=== WHAT THE TASK REQUIRES ===
Identify the lines that contain the word "skal", then copy them.

=== RECORDED INFORMATION ===
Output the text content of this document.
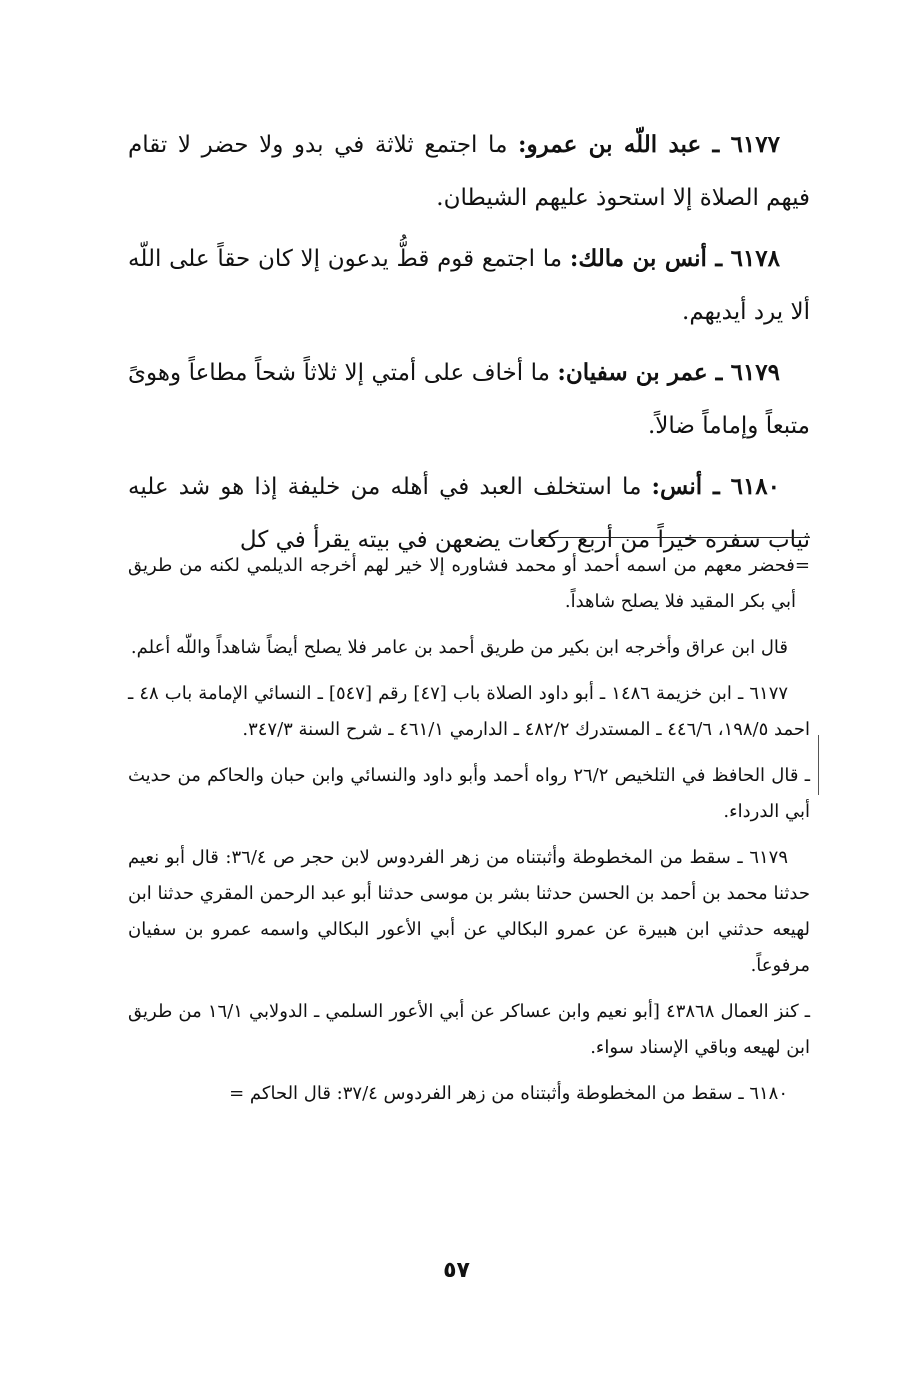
٦١٧٧ ـ عبد اللّه بن عمرو: ما اجتمع ثلاثة في بدو ولا حضر لا تقام فيهم الصلاة إلا استحوذ عليهم الشيطان.

٦١٧٨ ـ أنس بن مالك: ما اجتمع قوم قطُّ يدعون إلا كان حقاً على اللّه ألا يرد أيديهم.

٦١٧٩ ـ عمر بن سفيان: ما أخاف على أمتي إلا ثلاثاً شحاً مطاعاً وهوىً متبعاً وإماماً ضالاً.

٦١٨٠ ـ أنس: ما استخلف العبد في أهله من خليفة إذا هو شد عليه ثياب سفره خيراً من أربع ركعات يضعهن في بيته يقرأ في كل

=فحضر معهم من اسمه أحمد أو محمد فشاوره إلا خير لهم أخرجه الديلمي لكنه من طريق أبي بكر المقيد فلا يصلح شاهداً.

قال ابن عراق وأخرجه ابن بكير من طريق أحمد بن عامر فلا يصلح أيضاً شاهداً واللّه أعلم.

٦١٧٧ ـ ابن خزيمة ١٤٨٦ ـ أبو داود الصلاة باب [٤٧] رقم [٥٤٧] ـ النسائي الإمامة باب ٤٨ ـ احمد ١٩٨/٥، ٤٤٦/٦ ـ المستدرك ٤٨٢/٢ ـ الدارمي ٤٦١/١ ـ شرح السنة ٣٤٧/٣.

ـ قال الحافظ في التلخيص ٢٦/٢ رواه أحمد وأبو داود والنسائي وابن حبان والحاكم من حديث أبي الدرداء.

٦١٧٩ ـ سقط من المخطوطة وأثبتناه من زهر الفردوس لابن حجر ص ٣٦/٤: قال أبو نعيم حدثنا محمد بن أحمد بن الحسن حدثنا بشر بن موسى حدثنا أبو عبد الرحمن المقري حدثنا ابن لهيعه حدثني ابن هبيرة عن عمرو البكالي عن أبي الأعور البكالي واسمه عمرو بن سفيان مرفوعاً.

ـ كنز العمال ٤٣٨٦٨ [أبو نعيم وابن عساكر عن أبي الأعور السلمي ـ الدولابي ١٦/١ من طريق ابن لهيعه وباقي الإسناد سواء.

٦١٨٠ ـ سقط من المخطوطة وأثبتناه من زهر الفردوس ٣٧/٤: قال الحاكم =

٥٧
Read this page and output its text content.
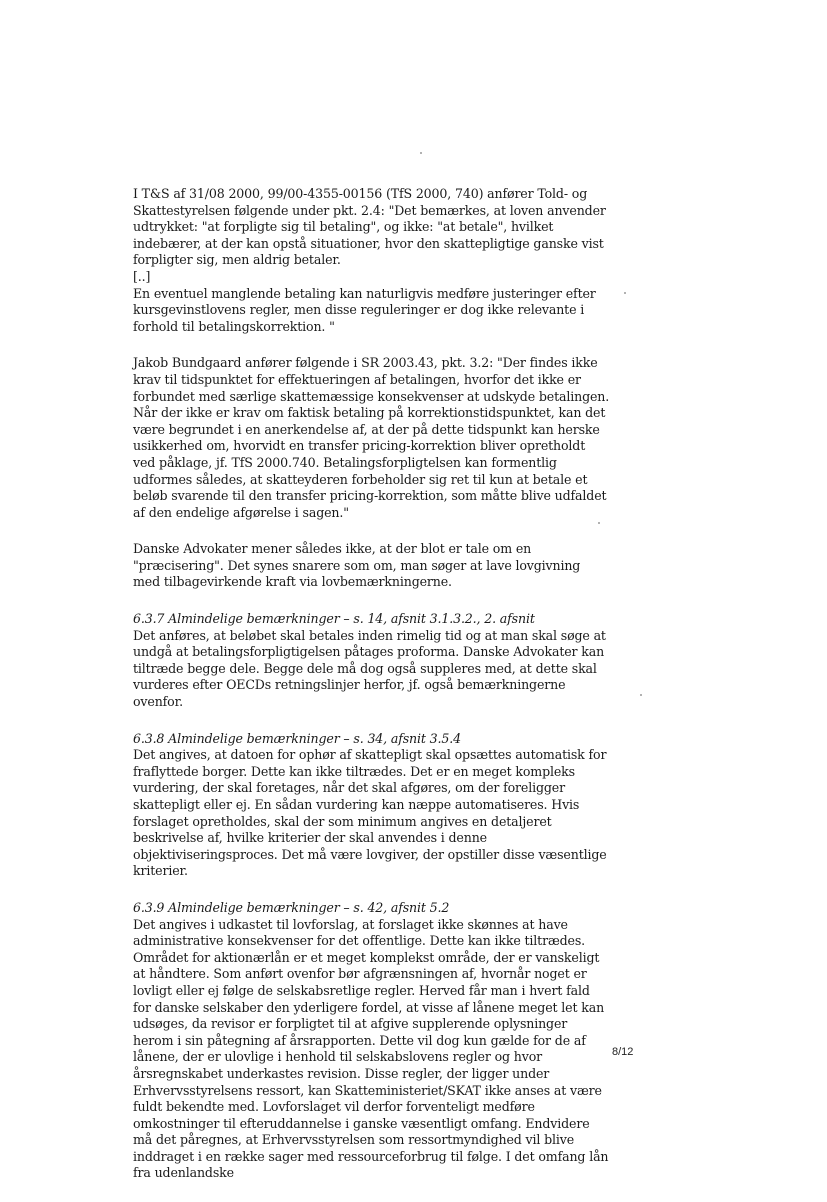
I T&S af 31/08 2000, 99/00-4355-00156 (TfS 2000, 740) anfører Told- og Skattestyrelsen følgende under pkt. 2.4: "Det bemærkes, at loven anvender udtrykket: "at forpligte sig til betaling", og ikke: "at betale", hvilket indebærer, at der kan opstå situationer, hvor den skattepligtige ganske vist forpligter sig, men aldrig betaler.

[..]

En eventuel manglende betaling kan naturligvis medføre justeringer efter kursgevinstlovens regler, men disse reguleringer er dog ikke relevante i forhold til betalingskorrektion. "

Jakob Bundgaard anfører følgende i SR 2003.43, pkt. 3.2: "Der findes ikke krav til tidspunktet for effektueringen af betalingen, hvorfor det ikke er forbundet med særlige skattemæssige konsekvenser at udskyde betalingen. Når der ikke er krav om faktisk betaling på korrektionstidspunktet, kan det være begrundet i en anerkendelse af, at der på dette tidspunkt kan herske usikkerhed om, hvorvidt en transfer pricing-korrektion bliver opretholdt ved påklage, jf. TfS 2000.740. Betalingsforpligtelsen kan formentlig udformes således, at skatteyderen forbeholder sig ret til kun at betale et beløb svarende til den transfer pricing-korrektion, som måtte blive udfaldet af den endelige afgørelse i sagen."

Danske Advokater mener således ikke, at der blot er tale om en "præcisering". Det synes snarere som om, man søger at lave lovgivning med tilbagevirkende kraft via lovbemærkningerne.

6.3.7 Almindelige bemærkninger – s. 14, afsnit 3.1.3.2., 2. afsnit

Det anføres, at beløbet skal betales inden rimelig tid og at man skal søge at undgå at betalingsforpligtigelsen påtages proforma. Danske Advokater kan tiltræde begge dele. Begge dele må dog også suppleres med, at dette skal vurderes efter OECDs retningslinjer herfor, jf. også bemærkningerne ovenfor.

6.3.8 Almindelige bemærkninger – s. 34, afsnit 3.5.4

Det angives, at datoen for ophør af skattepligt skal opsættes automatisk for fraflyttede borger. Dette kan ikke tiltrædes. Det er en meget kompleks vurdering, der skal foretages, når det skal afgøres, om der foreligger skattepligt eller ej. En sådan vurdering kan næppe automatiseres. Hvis forslaget opretholdes, skal der som minimum angives en detaljeret beskrivelse af, hvilke kriterier der skal anvendes i denne objektiviseringsproces. Det må være lovgiver, der opstiller disse væsentlige kriterier.

6.3.9 Almindelige bemærkninger – s. 42, afsnit 5.2

Det angives i udkastet til lovforslag, at forslaget ikke skønnes at have administrative konsekvenser for det offentlige. Dette kan ikke tiltrædes. Området for aktionærlån er et meget komplekst område, der er vanskeligt at håndtere. Som anført ovenfor bør afgrænsningen af, hvornår noget er lovligt eller ej følge de selskabsretlige regler. Herved får man i hvert fald for danske selskaber den yderligere fordel, at visse af lånene meget let kan udsøges, da revisor er forpligtet til at afgive supplerende oplysninger herom i sin påtegning af årsrapporten. Dette vil dog kun gælde for de af lånene, der er ulovlige i henhold til selskabslovens regler og hvor årsregnskabet underkastes revision. Disse regler, der ligger under Erhvervsstyrelsens ressort, kan Skatteministeriet/SKAT ikke anses at være fuldt bekendte med. Lovforslaget vil derfor forventeligt medføre omkostninger til efteruddannelse i ganske væsentligt omfang. Endvidere må det påregnes, at Erhvervsstyrelsen som ressortmyndighed vil blive inddraget i en række sager med ressourceforbrug til følge. I det omfang lån fra udenlandske

8/12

=== THE REPLY ===
Det anføres, at beløbet skal betales inden rimelig tid og at man skal søge at undgå at betalingsforpligtigelsen påtages proforma. Danske Advokater kan tiltræde begge dele. Begge dele må dog også suppleres med, at dette skal vurderes efter OECDs retningslinjer herfor, jf. også bemærkningerne ovenfor.
Det angives, at datoen for ophør af skattepligt skal opsættes automatisk for fraflyttede borger. Dette kan ikke tiltrædes. Det er en meget kompleks vurdering, der skal foretages, når det skal afgøres, om der foreligger skattepligt eller ej. En sådan vurdering kan næppe automatiseres. Hvis forslaget opretholdes, skal der som minimum angives en detaljeret beskrivelse af, hvilke kriterier der skal anvendes i denne objektiviseringsproces. Det må være lovgiver, der opstiller disse væsentlige kriterier.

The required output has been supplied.